- _What needs to be done_: From the material below, list every line containing "this".

- _Material provided_:
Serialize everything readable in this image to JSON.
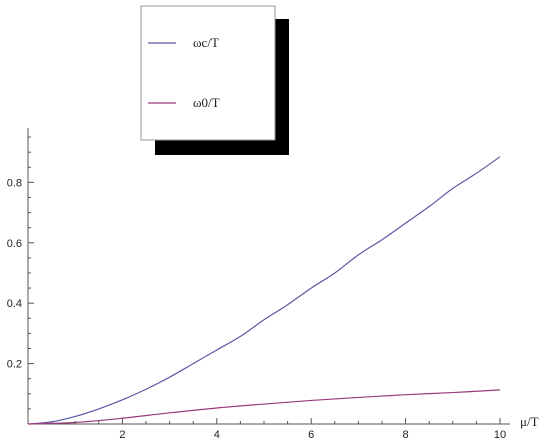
{
  "chart_data": {
    "type": "line",
    "title": "",
    "xlabel": "μ/T",
    "ylabel": "",
    "xlim": [
      0,
      10
    ],
    "ylim": [
      0,
      0.98
    ],
    "x_ticks": [
      2,
      4,
      6,
      8,
      10
    ],
    "x_tick_labels": [
      "2",
      "4",
      "6",
      "8",
      "10"
    ],
    "y_ticks": [
      0.2,
      0.4,
      0.6,
      0.8
    ],
    "y_tick_labels": [
      "0.2",
      "0.4",
      "0.6",
      "0.8"
    ],
    "legend": {
      "placement": "top-center",
      "shadow": true
    },
    "grid": false,
    "series": [
      {
        "name": "ωc/T",
        "color": "#5a5aa6",
        "x": [
          0,
          0.5,
          1,
          1.5,
          2,
          2.5,
          3,
          3.5,
          4,
          4.5,
          5,
          5.5,
          6,
          6.5,
          7,
          7.5,
          8,
          8.5,
          9,
          9.5,
          10
        ],
        "y": [
          0,
          0.007,
          0.025,
          0.05,
          0.08,
          0.115,
          0.155,
          0.2,
          0.245,
          0.29,
          0.345,
          0.395,
          0.45,
          0.5,
          0.56,
          0.61,
          0.665,
          0.72,
          0.78,
          0.83,
          0.885
        ]
      },
      {
        "name": "ω0/T",
        "color": "#9a3a7a",
        "x": [
          0,
          1,
          2,
          3,
          4,
          5,
          6,
          7,
          8,
          9,
          10
        ],
        "y": [
          0,
          0.005,
          0.019,
          0.037,
          0.053,
          0.066,
          0.078,
          0.088,
          0.097,
          0.104,
          0.113
        ]
      }
    ]
  }
}
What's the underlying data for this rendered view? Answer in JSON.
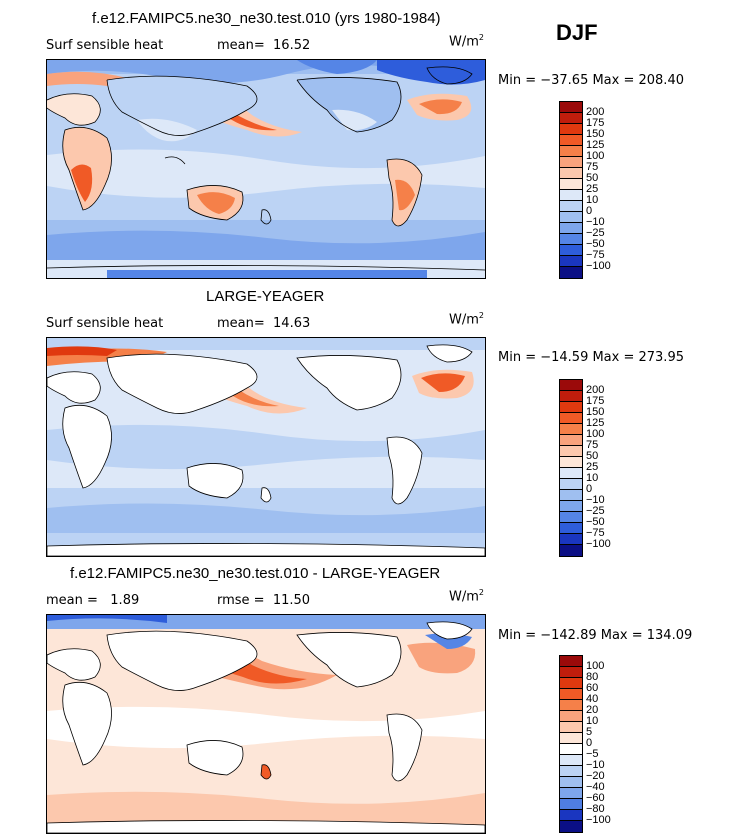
{
  "season": "DJF",
  "chart_data": [
    {
      "type": "heatmap",
      "title": "f.e12.FAMIPC5.ne30_ne30.test.010 (yrs 1980-1984)",
      "left_label": "Surf sensible heat",
      "stat_text": "mean=  16.52",
      "units": "W/m",
      "units_exp": "2",
      "minmax_text": "Min = −37.65  Max = 208.40",
      "min": -37.65,
      "max": 208.4,
      "mean": 16.52,
      "levels": [
        "200",
        "175",
        "150",
        "125",
        "100",
        "75",
        "50",
        "25",
        "10",
        "0",
        "−10",
        "−25",
        "−50",
        "−75",
        "−100"
      ],
      "colors": [
        "#9b0a0a",
        "#c01d0c",
        "#e0390f",
        "#f05a26",
        "#f58049",
        "#f9a37d",
        "#fcc8ad",
        "#fde6d8",
        "#dde8f8",
        "#bcd3f4",
        "#9fbff0",
        "#7ea6ec",
        "#5585e6",
        "#2e5ddb",
        "#1a36c0",
        "#0b0f85"
      ],
      "ocean_level": "0 to 10",
      "land_masked": false
    },
    {
      "type": "heatmap",
      "title": "LARGE-YEAGER",
      "left_label": "Surf sensible heat",
      "stat_text": "mean=  14.63",
      "units": "W/m",
      "units_exp": "2",
      "minmax_text": "Min = −14.59  Max = 273.95",
      "min": -14.59,
      "max": 273.95,
      "mean": 14.63,
      "levels": [
        "200",
        "175",
        "150",
        "125",
        "100",
        "75",
        "50",
        "25",
        "10",
        "0",
        "−10",
        "−25",
        "−50",
        "−75",
        "−100"
      ],
      "colors": [
        "#9b0a0a",
        "#c01d0c",
        "#e0390f",
        "#f05a26",
        "#f58049",
        "#f9a37d",
        "#fcc8ad",
        "#fde6d8",
        "#dde8f8",
        "#bcd3f4",
        "#9fbff0",
        "#7ea6ec",
        "#5585e6",
        "#2e5ddb",
        "#1a36c0",
        "#0b0f85"
      ],
      "ocean_level": "0 to 10",
      "land_masked": true
    },
    {
      "type": "heatmap",
      "title": "f.e12.FAMIPC5.ne30_ne30.test.010 - LARGE-YEAGER",
      "left_label": "mean =   1.89",
      "stat_text": "rmse =  11.50",
      "units": "W/m",
      "units_exp": "2",
      "minmax_text": "Min = −142.89  Max = 134.09",
      "min": -142.89,
      "max": 134.09,
      "mean": 1.89,
      "rmse": 11.5,
      "levels": [
        "100",
        "80",
        "60",
        "40",
        "20",
        "10",
        "5",
        "0",
        "−5",
        "−10",
        "−20",
        "−40",
        "−60",
        "−80",
        "−100"
      ],
      "colors": [
        "#9b0a0a",
        "#c01d0c",
        "#e0390f",
        "#f05a26",
        "#f58049",
        "#f9a37d",
        "#fcc8ad",
        "#fde6d8",
        "#ffffff",
        "#dde8f8",
        "#bcd3f4",
        "#9fbff0",
        "#7ea6ec",
        "#4f7ee3",
        "#1a36c0",
        "#0b0f85"
      ],
      "ocean_level": "0 to 5",
      "land_masked": true
    }
  ]
}
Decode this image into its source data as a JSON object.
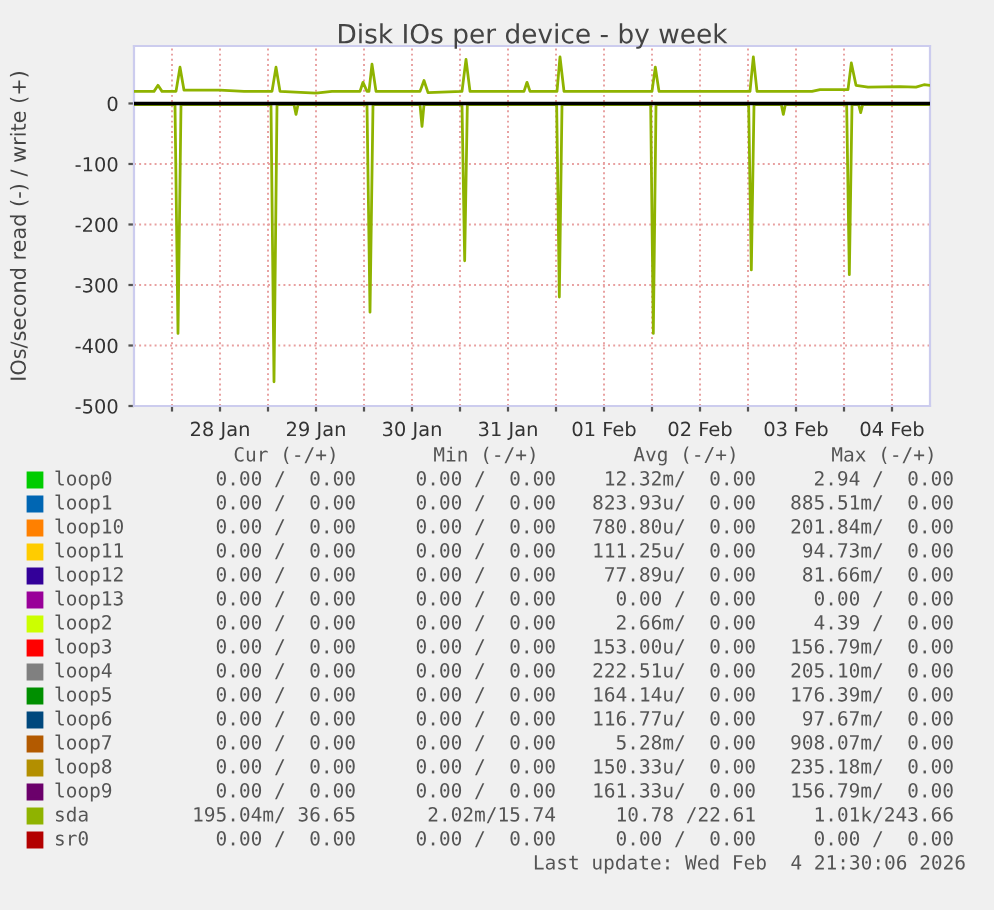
{
  "chart_data": {
    "type": "line",
    "title": "Disk IOs per device - by week",
    "ylabel": "IOs/second read (-) / write (+)",
    "xlim": [
      "2026-01-27T14:30",
      "2026-02-04T21:30"
    ],
    "xticks": [
      {
        "value": "2026-01-28T00:00",
        "label": null
      },
      {
        "value": "2026-01-28T12:00",
        "label": "28 Jan"
      },
      {
        "value": "2026-01-29T00:00",
        "label": null
      },
      {
        "value": "2026-01-29T12:00",
        "label": "29 Jan"
      },
      {
        "value": "2026-01-30T00:00",
        "label": null
      },
      {
        "value": "2026-01-30T12:00",
        "label": "30 Jan"
      },
      {
        "value": "2026-01-31T00:00",
        "label": null
      },
      {
        "value": "2026-01-31T12:00",
        "label": "31 Jan"
      },
      {
        "value": "2026-02-01T00:00",
        "label": null
      },
      {
        "value": "2026-02-01T12:00",
        "label": "01 Feb"
      },
      {
        "value": "2026-02-02T00:00",
        "label": null
      },
      {
        "value": "2026-02-02T12:00",
        "label": "02 Feb"
      },
      {
        "value": "2026-02-03T00:00",
        "label": null
      },
      {
        "value": "2026-02-03T12:00",
        "label": "03 Feb"
      },
      {
        "value": "2026-02-04T00:00",
        "label": null
      },
      {
        "value": "2026-02-04T12:00",
        "label": "04 Feb"
      }
    ],
    "ylim": [
      -500,
      95
    ],
    "yticks": [
      -500,
      -400,
      -300,
      -200,
      -100,
      0
    ],
    "grid": true,
    "legend": "bottom",
    "marker": "none",
    "line_style": "solid",
    "ref_lines": [
      {
        "axis": "y",
        "value": 0,
        "color": "#000000"
      }
    ],
    "series": [
      {
        "name": "loop0",
        "color": "#00cc00"
      },
      {
        "name": "loop1",
        "color": "#0066b3"
      },
      {
        "name": "loop10",
        "color": "#ff8000"
      },
      {
        "name": "loop11",
        "color": "#ffcc00"
      },
      {
        "name": "loop12",
        "color": "#330099"
      },
      {
        "name": "loop13",
        "color": "#990099"
      },
      {
        "name": "loop2",
        "color": "#ccff00"
      },
      {
        "name": "loop3",
        "color": "#ff0000"
      },
      {
        "name": "loop4",
        "color": "#808080"
      },
      {
        "name": "loop5",
        "color": "#008f00"
      },
      {
        "name": "loop6",
        "color": "#00487d"
      },
      {
        "name": "loop7",
        "color": "#b35a00"
      },
      {
        "name": "loop8",
        "color": "#b38f00"
      },
      {
        "name": "loop9",
        "color": "#6b006b"
      },
      {
        "name": "sda",
        "color": "#8fb300",
        "x": [
          "2026-01-27T14:30",
          "2026-01-28T00:45",
          "2026-01-28T01:30",
          "2026-01-28T02:15",
          "2026-01-29T00:45",
          "2026-01-29T01:30",
          "2026-01-29T02:15",
          "2026-01-29T06:30",
          "2026-01-29T07:00",
          "2026-01-29T07:30",
          "2026-01-30T00:45",
          "2026-01-30T01:30",
          "2026-01-30T02:15",
          "2026-01-30T14:00",
          "2026-01-30T14:30",
          "2026-01-30T15:00",
          "2026-01-31T00:30",
          "2026-01-31T01:10",
          "2026-01-31T01:50",
          "2026-02-01T00:10",
          "2026-02-01T00:50",
          "2026-02-01T01:30",
          "2026-02-01T23:40",
          "2026-02-02T00:20",
          "2026-02-02T01:00",
          "2026-02-03T00:10",
          "2026-02-03T00:50",
          "2026-02-03T01:30",
          "2026-02-03T08:20",
          "2026-02-03T08:50",
          "2026-02-03T09:20",
          "2026-02-04T00:40",
          "2026-02-04T01:20",
          "2026-02-04T02:00",
          "2026-02-04T03:40",
          "2026-02-04T04:10",
          "2026-02-04T04:40",
          "2026-02-04T21:30"
        ],
        "values": [
          -2,
          -2,
          -380,
          -2,
          -2,
          -460,
          -2,
          -2,
          -18,
          -2,
          -2,
          -345,
          -2,
          -2,
          -38,
          -2,
          -2,
          -260,
          -2,
          -2,
          -320,
          -2,
          -2,
          -380,
          -2,
          -2,
          -275,
          -2,
          -2,
          -18,
          -2,
          -2,
          -283,
          -2,
          -2,
          -15,
          -2,
          -2
        ]
      },
      {
        "color": "#8fb300",
        "x": [
          "2026-01-27T14:30",
          "2026-01-27T19:30",
          "2026-01-27T20:30",
          "2026-01-27T21:30",
          "2026-01-28T01:00",
          "2026-01-28T02:00",
          "2026-01-28T03:00",
          "2026-01-28T12:00",
          "2026-01-28T18:00",
          "2026-01-29T01:00",
          "2026-01-29T02:00",
          "2026-01-29T03:00",
          "2026-01-29T12:00",
          "2026-01-29T16:00",
          "2026-01-29T23:00",
          "2026-01-29T23:45",
          "2026-01-30T00:45",
          "2026-01-30T01:15",
          "2026-01-30T02:00",
          "2026-01-30T03:00",
          "2026-01-30T14:00",
          "2026-01-30T15:00",
          "2026-01-30T16:00",
          "2026-01-31T00:30",
          "2026-01-31T01:30",
          "2026-01-31T02:30",
          "2026-01-31T16:00",
          "2026-01-31T16:45",
          "2026-01-31T17:30",
          "2026-02-01T00:15",
          "2026-02-01T01:00",
          "2026-02-01T02:00",
          "2026-02-02T00:00",
          "2026-02-02T00:50",
          "2026-02-02T01:45",
          "2026-02-03T00:30",
          "2026-02-03T01:20",
          "2026-02-03T02:15",
          "2026-02-03T16:00",
          "2026-02-03T18:00",
          "2026-02-04T01:00",
          "2026-02-04T01:50",
          "2026-02-04T03:00",
          "2026-02-04T06:00",
          "2026-02-04T14:00",
          "2026-02-04T18:00",
          "2026-02-04T20:00",
          "2026-02-04T21:30"
        ],
        "values": [
          20,
          20,
          30,
          20,
          20,
          60,
          22,
          22,
          20,
          20,
          60,
          20,
          17,
          20,
          20,
          35,
          20,
          20,
          65,
          20,
          20,
          38,
          18,
          20,
          73,
          20,
          20,
          35,
          20,
          20,
          77,
          20,
          20,
          60,
          20,
          20,
          77,
          20,
          20,
          23,
          23,
          67,
          30,
          27,
          28,
          27,
          31,
          30
        ]
      },
      {
        "name": "sr0",
        "color": "#b30000"
      }
    ],
    "annotations": [
      "Cur (-/+)",
      "Min (-/+)",
      "Avg (-/+)",
      "Max (-/+)",
      "0.00 /  0.00",
      "0.00 /  0.00",
      "12.32m/  0.00",
      "2.94 /  0.00",
      "0.00 /  0.00",
      "0.00 /  0.00",
      "823.93u/  0.00",
      "885.51m/  0.00",
      "0.00 /  0.00",
      "0.00 /  0.00",
      "780.80u/  0.00",
      "201.84m/  0.00",
      "0.00 /  0.00",
      "0.00 /  0.00",
      "111.25u/  0.00",
      "94.73m/  0.00",
      "0.00 /  0.00",
      "0.00 /  0.00",
      "77.89u/  0.00",
      "81.66m/  0.00",
      "0.00 /  0.00",
      "0.00 /  0.00",
      "0.00 /  0.00",
      "0.00 /  0.00",
      "0.00 /  0.00",
      "0.00 /  0.00",
      "2.66m/  0.00",
      "4.39 /  0.00",
      "0.00 /  0.00",
      "0.00 /  0.00",
      "153.00u/  0.00",
      "156.79m/  0.00",
      "0.00 /  0.00",
      "0.00 /  0.00",
      "222.51u/  0.00",
      "205.10m/  0.00",
      "0.00 /  0.00",
      "0.00 /  0.00",
      "164.14u/  0.00",
      "176.39m/  0.00",
      "0.00 /  0.00",
      "0.00 /  0.00",
      "116.77u/  0.00",
      "97.67m/  0.00",
      "0.00 /  0.00",
      "0.00 /  0.00",
      "5.28m/  0.00",
      "908.07m/  0.00",
      "0.00 /  0.00",
      "0.00 /  0.00",
      "150.33u/  0.00",
      "235.18m/  0.00",
      "0.00 /  0.00",
      "0.00 /  0.00",
      "161.33u/  0.00",
      "156.79m/  0.00",
      "195.04m/ 36.65",
      "2.02m/15.74",
      "10.78 /22.61",
      "1.01k/243.66",
      "0.00 /  0.00",
      "0.00 /  0.00",
      "0.00 /  0.00",
      "0.00 /  0.00",
      "Last update: Wed Feb  4 21:30:06 2026"
    ]
  }
}
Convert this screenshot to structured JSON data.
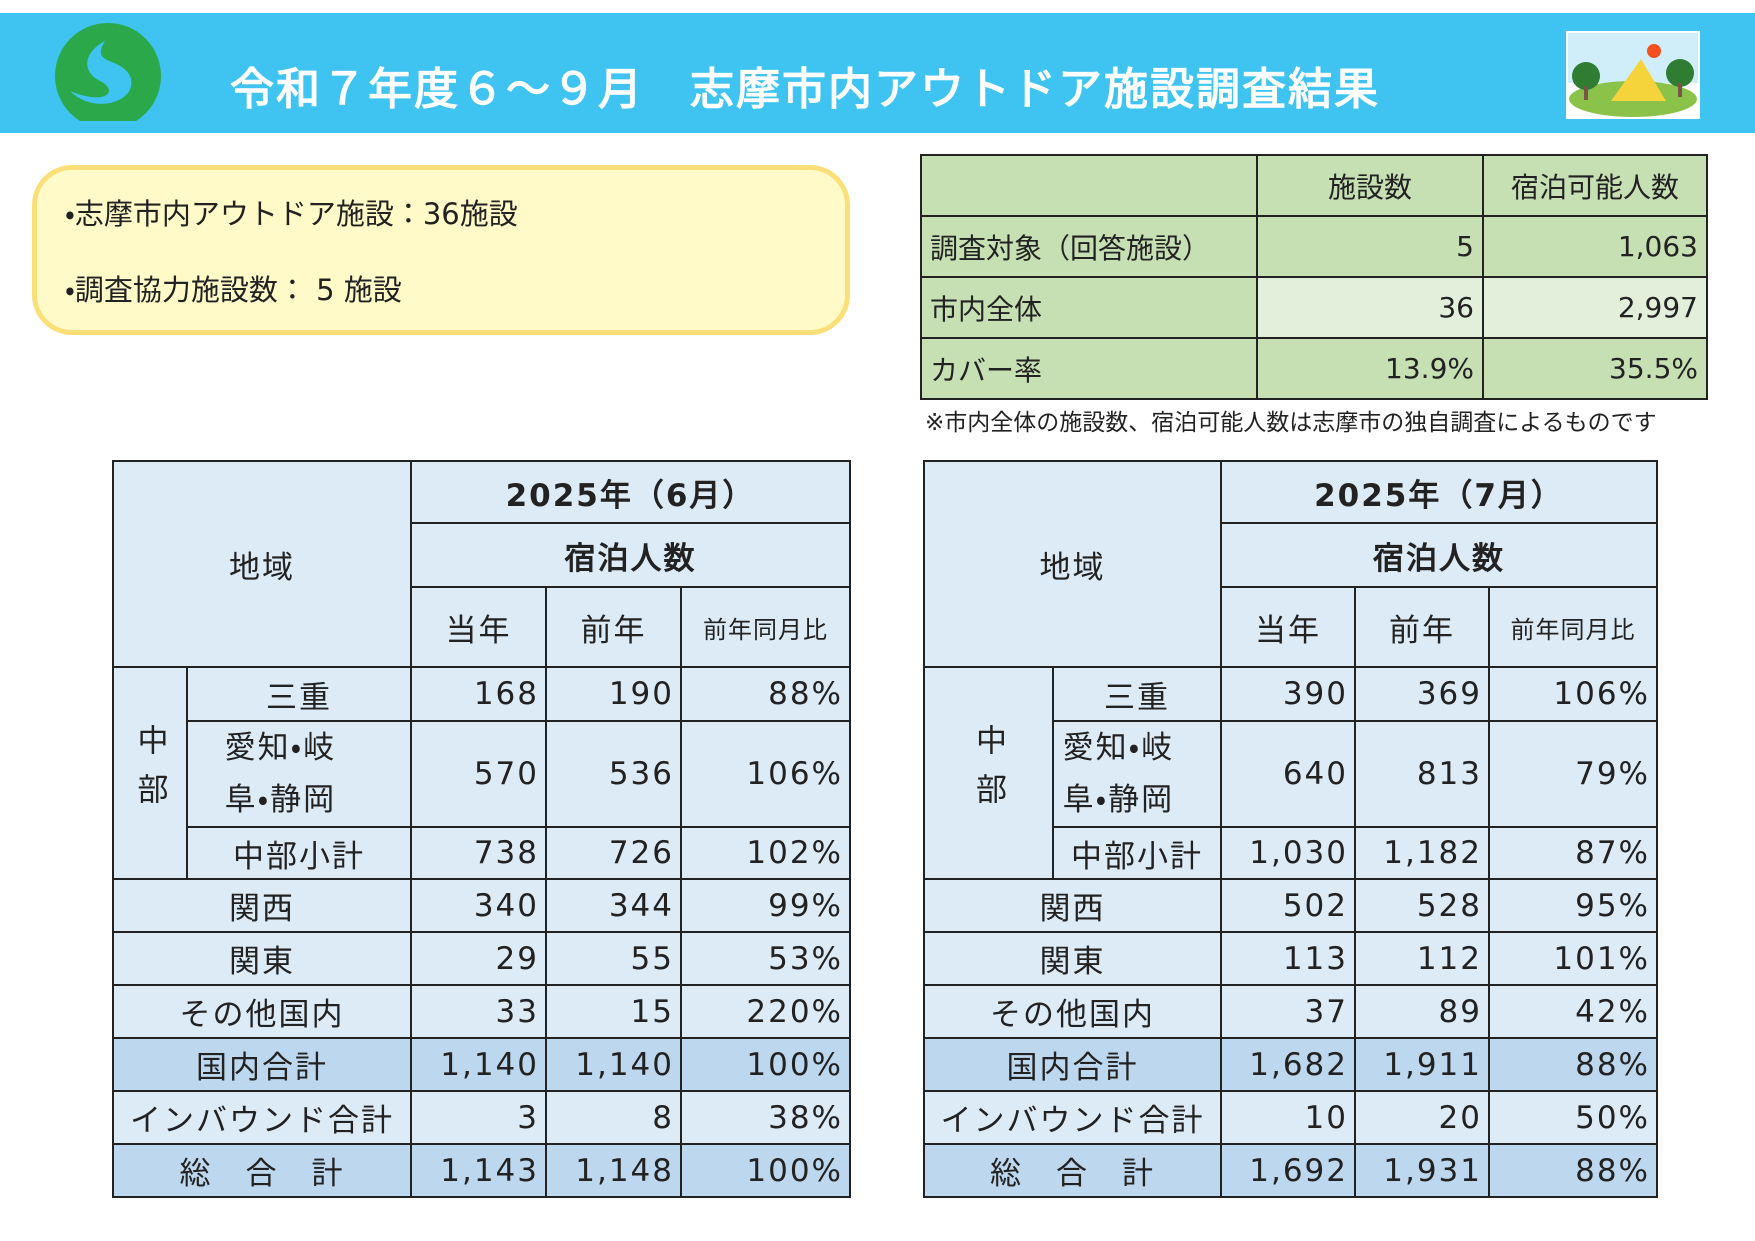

- _Task result_:
Serialize everything readable in this image to JSON.
What's the underlying data for this rendered view? Answer in JSON.
Decode this image into its source data as a JSON object.
Convert this screenshot to structured JSON data.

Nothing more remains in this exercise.